> [THE PROBLEM]
State how many lines of the records contain the string "into". Give the number alone.

** start PROVIDED INFORMATION **

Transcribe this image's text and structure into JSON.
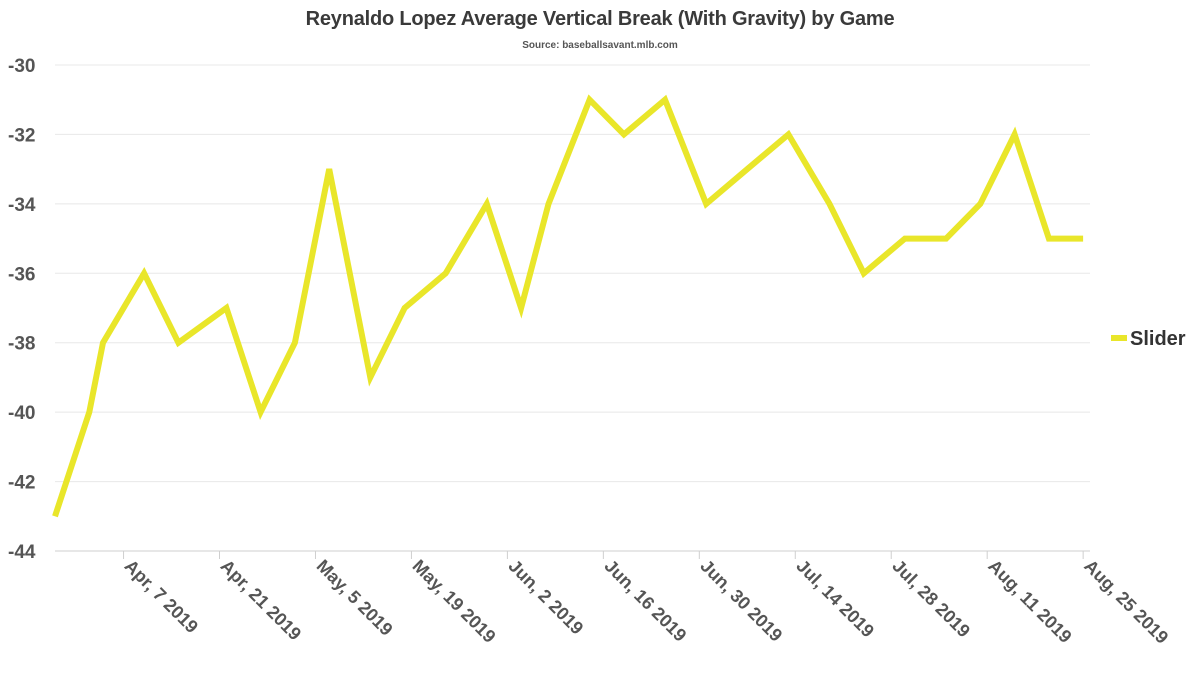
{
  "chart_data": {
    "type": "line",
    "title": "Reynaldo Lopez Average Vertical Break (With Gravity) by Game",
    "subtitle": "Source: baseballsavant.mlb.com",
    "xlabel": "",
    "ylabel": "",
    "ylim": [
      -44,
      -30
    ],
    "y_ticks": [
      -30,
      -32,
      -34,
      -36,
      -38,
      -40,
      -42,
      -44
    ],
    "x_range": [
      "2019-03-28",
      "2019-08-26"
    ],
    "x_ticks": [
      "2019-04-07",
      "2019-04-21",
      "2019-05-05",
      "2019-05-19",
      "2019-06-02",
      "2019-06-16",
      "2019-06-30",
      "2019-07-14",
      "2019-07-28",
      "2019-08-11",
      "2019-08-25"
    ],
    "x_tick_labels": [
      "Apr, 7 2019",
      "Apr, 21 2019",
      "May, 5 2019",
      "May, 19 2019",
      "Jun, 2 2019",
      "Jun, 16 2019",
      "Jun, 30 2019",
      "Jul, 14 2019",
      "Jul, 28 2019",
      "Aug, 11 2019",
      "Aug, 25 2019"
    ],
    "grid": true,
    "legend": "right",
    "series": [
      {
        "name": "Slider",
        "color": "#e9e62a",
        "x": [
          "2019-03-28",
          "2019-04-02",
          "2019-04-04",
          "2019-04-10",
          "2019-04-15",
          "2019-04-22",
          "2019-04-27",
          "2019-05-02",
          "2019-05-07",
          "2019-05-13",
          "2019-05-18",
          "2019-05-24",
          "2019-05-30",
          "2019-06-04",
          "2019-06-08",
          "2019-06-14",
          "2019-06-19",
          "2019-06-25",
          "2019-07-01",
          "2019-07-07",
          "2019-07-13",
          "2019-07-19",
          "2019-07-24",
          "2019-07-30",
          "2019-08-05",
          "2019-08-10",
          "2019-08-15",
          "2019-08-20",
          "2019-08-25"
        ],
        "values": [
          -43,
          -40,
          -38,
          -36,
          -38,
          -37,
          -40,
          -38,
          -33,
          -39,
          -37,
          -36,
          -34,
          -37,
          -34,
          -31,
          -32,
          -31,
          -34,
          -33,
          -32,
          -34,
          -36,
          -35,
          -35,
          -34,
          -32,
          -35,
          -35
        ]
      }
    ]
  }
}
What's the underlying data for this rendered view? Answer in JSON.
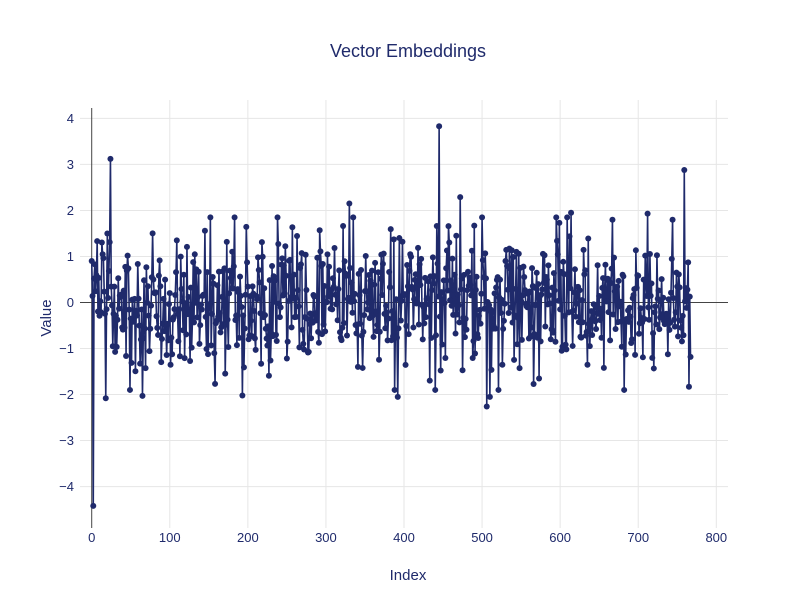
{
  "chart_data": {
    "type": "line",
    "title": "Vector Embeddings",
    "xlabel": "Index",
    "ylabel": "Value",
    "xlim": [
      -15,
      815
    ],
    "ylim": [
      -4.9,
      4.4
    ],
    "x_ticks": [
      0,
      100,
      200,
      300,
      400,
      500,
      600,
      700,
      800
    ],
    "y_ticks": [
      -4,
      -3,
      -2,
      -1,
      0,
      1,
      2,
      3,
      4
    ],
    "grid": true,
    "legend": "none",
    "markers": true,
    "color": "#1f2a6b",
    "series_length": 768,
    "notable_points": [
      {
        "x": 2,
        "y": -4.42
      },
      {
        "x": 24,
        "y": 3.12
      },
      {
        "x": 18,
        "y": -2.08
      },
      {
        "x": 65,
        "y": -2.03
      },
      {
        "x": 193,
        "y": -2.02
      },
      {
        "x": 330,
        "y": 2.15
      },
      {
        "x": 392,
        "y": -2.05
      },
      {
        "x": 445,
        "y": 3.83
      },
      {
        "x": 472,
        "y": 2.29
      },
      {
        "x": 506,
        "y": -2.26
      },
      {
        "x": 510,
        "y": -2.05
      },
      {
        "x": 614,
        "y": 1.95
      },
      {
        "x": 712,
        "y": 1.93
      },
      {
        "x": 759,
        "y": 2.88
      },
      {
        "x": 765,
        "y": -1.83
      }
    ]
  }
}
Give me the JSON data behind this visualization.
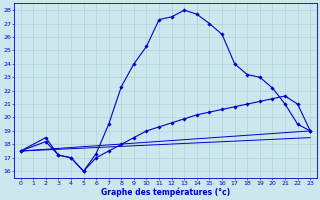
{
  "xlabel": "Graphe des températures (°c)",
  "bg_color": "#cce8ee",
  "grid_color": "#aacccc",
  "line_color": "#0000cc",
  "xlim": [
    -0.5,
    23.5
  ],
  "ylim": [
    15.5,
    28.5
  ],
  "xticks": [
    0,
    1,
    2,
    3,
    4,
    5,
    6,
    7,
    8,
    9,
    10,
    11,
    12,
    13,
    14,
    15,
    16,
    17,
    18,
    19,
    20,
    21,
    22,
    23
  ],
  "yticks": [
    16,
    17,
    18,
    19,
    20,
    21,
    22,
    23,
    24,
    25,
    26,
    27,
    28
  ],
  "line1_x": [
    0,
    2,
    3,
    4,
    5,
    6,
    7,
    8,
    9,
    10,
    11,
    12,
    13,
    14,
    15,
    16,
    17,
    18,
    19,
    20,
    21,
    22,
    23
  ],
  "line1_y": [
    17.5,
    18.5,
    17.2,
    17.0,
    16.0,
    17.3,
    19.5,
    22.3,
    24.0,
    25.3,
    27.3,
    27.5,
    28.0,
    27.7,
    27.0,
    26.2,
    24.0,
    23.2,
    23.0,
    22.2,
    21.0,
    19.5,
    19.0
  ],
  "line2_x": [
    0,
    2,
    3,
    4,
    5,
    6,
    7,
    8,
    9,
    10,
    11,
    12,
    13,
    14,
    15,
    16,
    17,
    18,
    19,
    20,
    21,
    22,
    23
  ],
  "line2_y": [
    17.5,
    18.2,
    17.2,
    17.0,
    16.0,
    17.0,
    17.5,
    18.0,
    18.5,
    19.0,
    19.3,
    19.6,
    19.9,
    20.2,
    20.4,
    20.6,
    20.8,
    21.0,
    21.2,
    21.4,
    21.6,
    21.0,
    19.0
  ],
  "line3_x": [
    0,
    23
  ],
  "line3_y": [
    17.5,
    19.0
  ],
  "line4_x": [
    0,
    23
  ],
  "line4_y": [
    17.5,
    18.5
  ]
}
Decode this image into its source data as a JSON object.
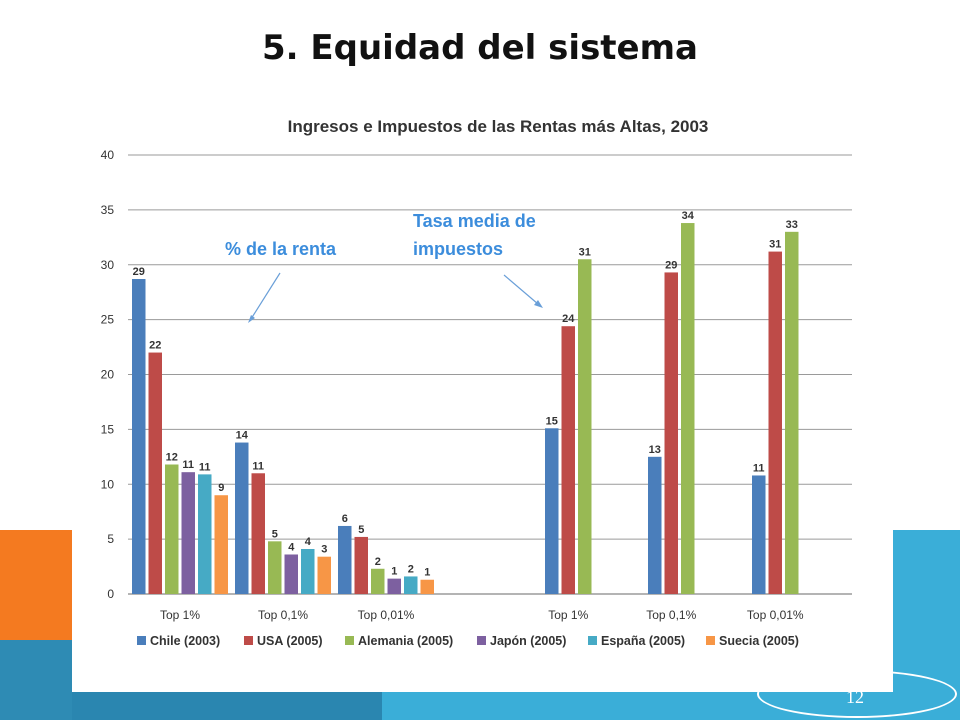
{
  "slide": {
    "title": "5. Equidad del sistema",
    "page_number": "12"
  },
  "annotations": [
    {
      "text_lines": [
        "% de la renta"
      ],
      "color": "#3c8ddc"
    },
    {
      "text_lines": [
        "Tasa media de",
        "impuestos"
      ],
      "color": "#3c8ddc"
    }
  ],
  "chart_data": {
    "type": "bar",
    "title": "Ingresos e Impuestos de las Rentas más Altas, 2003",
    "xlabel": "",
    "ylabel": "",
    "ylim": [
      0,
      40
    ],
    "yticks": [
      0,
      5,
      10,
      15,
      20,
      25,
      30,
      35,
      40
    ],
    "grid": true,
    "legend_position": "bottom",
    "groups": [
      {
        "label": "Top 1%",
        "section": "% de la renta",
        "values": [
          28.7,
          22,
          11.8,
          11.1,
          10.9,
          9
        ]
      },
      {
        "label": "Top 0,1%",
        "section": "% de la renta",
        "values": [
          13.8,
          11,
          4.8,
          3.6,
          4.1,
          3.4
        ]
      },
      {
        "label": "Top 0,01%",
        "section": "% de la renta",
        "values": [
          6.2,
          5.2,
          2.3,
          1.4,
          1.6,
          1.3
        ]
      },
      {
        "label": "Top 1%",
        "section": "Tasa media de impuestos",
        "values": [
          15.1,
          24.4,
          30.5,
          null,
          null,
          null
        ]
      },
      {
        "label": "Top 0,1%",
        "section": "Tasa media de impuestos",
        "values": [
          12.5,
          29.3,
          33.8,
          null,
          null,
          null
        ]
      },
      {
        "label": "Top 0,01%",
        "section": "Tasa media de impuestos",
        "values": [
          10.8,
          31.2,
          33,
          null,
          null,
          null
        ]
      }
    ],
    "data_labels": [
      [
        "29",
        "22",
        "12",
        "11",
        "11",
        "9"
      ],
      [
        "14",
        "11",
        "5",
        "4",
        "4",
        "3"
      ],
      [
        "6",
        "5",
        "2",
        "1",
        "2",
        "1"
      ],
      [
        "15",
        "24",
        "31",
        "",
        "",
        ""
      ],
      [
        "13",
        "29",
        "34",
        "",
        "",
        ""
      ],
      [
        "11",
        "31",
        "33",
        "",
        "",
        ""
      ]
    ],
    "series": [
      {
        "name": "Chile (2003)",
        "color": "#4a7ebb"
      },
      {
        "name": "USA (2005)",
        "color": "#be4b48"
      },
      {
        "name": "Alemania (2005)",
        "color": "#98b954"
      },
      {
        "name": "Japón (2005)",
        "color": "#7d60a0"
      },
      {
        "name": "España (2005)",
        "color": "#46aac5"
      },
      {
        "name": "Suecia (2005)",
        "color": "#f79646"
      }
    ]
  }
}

** end PROVIDED INFORMATION **

> [FULL SOLUTION]
2